**Task objective**. Find the lines holding "Text" and copy them.

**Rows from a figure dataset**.
☆ ☆ ☆
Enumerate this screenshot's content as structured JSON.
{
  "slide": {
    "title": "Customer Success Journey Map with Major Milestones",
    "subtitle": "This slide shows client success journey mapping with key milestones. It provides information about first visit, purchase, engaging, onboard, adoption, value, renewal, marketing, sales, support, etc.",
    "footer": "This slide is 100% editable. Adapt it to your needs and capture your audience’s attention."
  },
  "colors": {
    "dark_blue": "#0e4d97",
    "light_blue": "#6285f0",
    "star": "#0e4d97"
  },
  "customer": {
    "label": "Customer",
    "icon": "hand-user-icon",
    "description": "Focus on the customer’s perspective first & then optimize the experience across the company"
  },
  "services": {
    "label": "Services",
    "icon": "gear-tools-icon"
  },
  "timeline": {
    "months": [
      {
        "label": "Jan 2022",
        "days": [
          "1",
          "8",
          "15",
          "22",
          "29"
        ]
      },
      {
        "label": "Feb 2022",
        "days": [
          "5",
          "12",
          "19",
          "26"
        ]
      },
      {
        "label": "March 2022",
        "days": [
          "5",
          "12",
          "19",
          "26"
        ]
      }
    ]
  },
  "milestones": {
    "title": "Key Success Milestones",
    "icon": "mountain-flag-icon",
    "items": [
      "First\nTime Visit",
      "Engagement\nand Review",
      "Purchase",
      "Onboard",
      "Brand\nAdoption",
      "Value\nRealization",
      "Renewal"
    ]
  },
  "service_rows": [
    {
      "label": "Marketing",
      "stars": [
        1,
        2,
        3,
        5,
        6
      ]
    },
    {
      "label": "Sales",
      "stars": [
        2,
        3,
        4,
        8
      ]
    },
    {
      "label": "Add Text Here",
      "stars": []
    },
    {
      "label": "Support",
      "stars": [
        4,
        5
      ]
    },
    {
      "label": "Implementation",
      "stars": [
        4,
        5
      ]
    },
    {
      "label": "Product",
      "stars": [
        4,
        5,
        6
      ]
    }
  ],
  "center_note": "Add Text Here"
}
☆ ☆ ☆
**Finished exercise**.
      "label": "Add Text Here",
  "center_note": "Add Text Here"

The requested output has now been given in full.